Give the data again, word for word.
--- START OF INPUT ROWS ---
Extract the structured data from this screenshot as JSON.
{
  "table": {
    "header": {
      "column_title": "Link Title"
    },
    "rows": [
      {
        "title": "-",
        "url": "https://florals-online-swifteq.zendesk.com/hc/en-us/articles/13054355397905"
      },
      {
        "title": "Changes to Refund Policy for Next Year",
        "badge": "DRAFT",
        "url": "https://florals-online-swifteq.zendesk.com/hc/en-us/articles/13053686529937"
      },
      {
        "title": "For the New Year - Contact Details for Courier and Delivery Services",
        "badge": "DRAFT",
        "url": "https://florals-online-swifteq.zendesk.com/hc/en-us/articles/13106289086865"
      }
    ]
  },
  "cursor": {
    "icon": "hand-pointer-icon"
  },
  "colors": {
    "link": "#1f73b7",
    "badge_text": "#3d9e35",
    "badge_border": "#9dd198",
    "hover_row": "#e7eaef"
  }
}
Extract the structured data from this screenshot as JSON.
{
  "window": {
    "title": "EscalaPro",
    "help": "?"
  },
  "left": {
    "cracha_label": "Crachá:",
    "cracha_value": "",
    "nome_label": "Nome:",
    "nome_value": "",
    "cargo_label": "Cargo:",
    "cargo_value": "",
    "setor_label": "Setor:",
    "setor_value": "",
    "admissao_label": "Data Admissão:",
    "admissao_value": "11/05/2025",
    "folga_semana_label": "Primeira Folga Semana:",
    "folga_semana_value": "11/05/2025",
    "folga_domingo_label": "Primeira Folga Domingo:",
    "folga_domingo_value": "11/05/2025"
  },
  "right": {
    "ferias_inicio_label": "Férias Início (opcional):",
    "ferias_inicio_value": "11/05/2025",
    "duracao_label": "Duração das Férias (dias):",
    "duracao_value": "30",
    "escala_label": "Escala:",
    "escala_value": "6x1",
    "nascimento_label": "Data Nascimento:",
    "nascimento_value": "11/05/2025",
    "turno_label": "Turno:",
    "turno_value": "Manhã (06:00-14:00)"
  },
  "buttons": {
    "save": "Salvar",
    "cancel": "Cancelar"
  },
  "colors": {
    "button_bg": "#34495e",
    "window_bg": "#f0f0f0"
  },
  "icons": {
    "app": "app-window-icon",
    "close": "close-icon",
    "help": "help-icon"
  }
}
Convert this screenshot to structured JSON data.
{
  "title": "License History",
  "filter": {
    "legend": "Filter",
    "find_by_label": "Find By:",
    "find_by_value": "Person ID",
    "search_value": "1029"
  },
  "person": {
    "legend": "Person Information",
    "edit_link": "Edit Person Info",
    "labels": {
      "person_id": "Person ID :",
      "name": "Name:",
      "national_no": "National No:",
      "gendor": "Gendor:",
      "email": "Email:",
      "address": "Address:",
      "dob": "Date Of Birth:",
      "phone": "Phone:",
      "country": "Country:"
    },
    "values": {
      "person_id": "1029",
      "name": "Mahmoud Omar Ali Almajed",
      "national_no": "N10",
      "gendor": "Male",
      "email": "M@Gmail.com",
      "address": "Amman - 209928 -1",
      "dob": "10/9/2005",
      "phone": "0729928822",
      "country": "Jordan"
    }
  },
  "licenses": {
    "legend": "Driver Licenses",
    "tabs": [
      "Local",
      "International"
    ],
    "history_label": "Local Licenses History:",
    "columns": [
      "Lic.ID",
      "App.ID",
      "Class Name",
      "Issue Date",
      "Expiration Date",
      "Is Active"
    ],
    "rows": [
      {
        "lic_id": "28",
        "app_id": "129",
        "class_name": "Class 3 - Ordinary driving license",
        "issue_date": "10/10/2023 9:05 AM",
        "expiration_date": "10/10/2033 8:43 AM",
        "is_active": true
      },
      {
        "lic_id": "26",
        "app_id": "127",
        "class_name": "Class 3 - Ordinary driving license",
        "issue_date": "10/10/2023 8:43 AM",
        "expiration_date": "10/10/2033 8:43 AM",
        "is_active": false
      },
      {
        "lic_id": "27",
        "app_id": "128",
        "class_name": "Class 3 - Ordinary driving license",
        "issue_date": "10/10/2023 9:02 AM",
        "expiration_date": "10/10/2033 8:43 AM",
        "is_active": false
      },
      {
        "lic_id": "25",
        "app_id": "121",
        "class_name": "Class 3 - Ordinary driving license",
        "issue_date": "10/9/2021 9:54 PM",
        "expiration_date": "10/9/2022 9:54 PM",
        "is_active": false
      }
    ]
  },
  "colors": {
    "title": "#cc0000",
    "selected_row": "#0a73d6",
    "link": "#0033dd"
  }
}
--- END OF INPUT ROWS ---
## EXPECTED ANSWER
Extract the structured data from this screenshot as JSON.
{
  "table": {
    "header": {
      "column_title": "Link Title"
    },
    "rows": [
      {
        "title": "-",
        "url": "https://florals-online-swifteq.zendesk.com/hc/en-us/articles/13054355397905"
      },
      {
        "title": "Changes to Refund Policy for Next Year",
        "badge": "DRAFT",
        "url": "https://florals-online-swifteq.zendesk.com/hc/en-us/articles/13053686529937"
      },
      {
        "title": "For the New Year - Contact Details for Courier and Delivery Services",
        "badge": "DRAFT",
        "url": "https://florals-online-swifteq.zendesk.com/hc/en-us/articles/13106289086865"
      }
    ]
  },
  "cursor": {
    "icon": "hand-pointer-icon"
  },
  "colors": {
    "link": "#1f73b7",
    "badge_text": "#3d9e35",
    "badge_border": "#9dd198",
    "hover_row": "#e7eaef"
  }
}
Extract the structured data from this screenshot as JSON.
{
  "window": {
    "title": "EscalaPro",
    "help": "?"
  },
  "left": {
    "cracha_label": "Crachá:",
    "cracha_value": "",
    "nome_label": "Nome:",
    "nome_value": "",
    "cargo_label": "Cargo:",
    "cargo_value": "",
    "setor_label": "Setor:",
    "setor_value": "",
    "admissao_label": "Data Admissão:",
    "admissao_value": "11/05/2025",
    "folga_semana_label": "Primeira Folga Semana:",
    "folga_semana_value": "11/05/2025",
    "folga_domingo_label": "Primeira Folga Domingo:",
    "folga_domingo_value": "11/05/2025"
  },
  "right": {
    "ferias_inicio_label": "Férias Início (opcional):",
    "ferias_inicio_value": "11/05/2025",
    "duracao_label": "Duração das Férias (dias):",
    "duracao_value": "30",
    "escala_label": "Escala:",
    "escala_value": "6x1",
    "nascimento_label": "Data Nascimento:",
    "nascimento_value": "11/05/2025",
    "turno_label": "Turno:",
    "turno_value": "Manhã (06:00-14:00)"
  },
  "buttons": {
    "save": "Salvar",
    "cancel": "Cancelar"
  },
  "colors": {
    "button_bg": "#34495e",
    "window_bg": "#f0f0f0"
  },
  "icons": {
    "app": "app-window-icon",
    "close": "close-icon",
    "help": "help-icon"
  }
}
Convert this screenshot to structured JSON data.
{
  "title": "License History",
  "filter": {
    "legend": "Filter",
    "find_by_label": "Find By:",
    "find_by_value": "Person ID",
    "search_value": "1029"
  },
  "person": {
    "legend": "Person Information",
    "edit_link": "Edit Person Info",
    "labels": {
      "person_id": "Person ID :",
      "name": "Name:",
      "national_no": "National No:",
      "gendor": "Gendor:",
      "email": "Email:",
      "address": "Address:",
      "dob": "Date Of Birth:",
      "phone": "Phone:",
      "country": "Country:"
    },
    "values": {
      "person_id": "1029",
      "name": "Mahmoud Omar Ali Almajed",
      "national_no": "N10",
      "gendor": "Male",
      "email": "M@Gmail.com",
      "address": "Amman - 209928 -1",
      "dob": "10/9/2005",
      "phone": "0729928822",
      "country": "Jordan"
    }
  },
  "licenses": {
    "legend": "Driver Licenses",
    "tabs": [
      "Local",
      "International"
    ],
    "history_label": "Local Licenses History:",
    "columns": [
      "Lic.ID",
      "App.ID",
      "Class Name",
      "Issue Date",
      "Expiration Date",
      "Is Active"
    ],
    "rows": [
      {
        "lic_id": "28",
        "app_id": "129",
        "class_name": "Class 3 - Ordinary driving license",
        "issue_date": "10/10/2023 9:05 AM",
        "expiration_date": "10/10/2033 8:43 AM",
        "is_active": true
      },
      {
        "lic_id": "26",
        "app_id": "127",
        "class_name": "Class 3 - Ordinary driving license",
        "issue_date": "10/10/2023 8:43 AM",
        "expiration_date": "10/10/2033 8:43 AM",
        "is_active": false
      },
      {
        "lic_id": "27",
        "app_id": "128",
        "class_name": "Class 3 - Ordinary driving license",
        "issue_date": "10/10/2023 9:02 AM",
        "expiration_date": "10/10/2033 8:43 AM",
        "is_active": false
      },
      {
        "lic_id": "25",
        "app_id": "121",
        "class_name": "Class 3 - Ordinary driving license",
        "issue_date": "10/9/2021 9:54 PM",
        "expiration_date": "10/9/2022 9:54 PM",
        "is_active": false
      }
    ]
  },
  "colors": {
    "title": "#cc0000",
    "selected_row": "#0a73d6",
    "link": "#0033dd"
  }
}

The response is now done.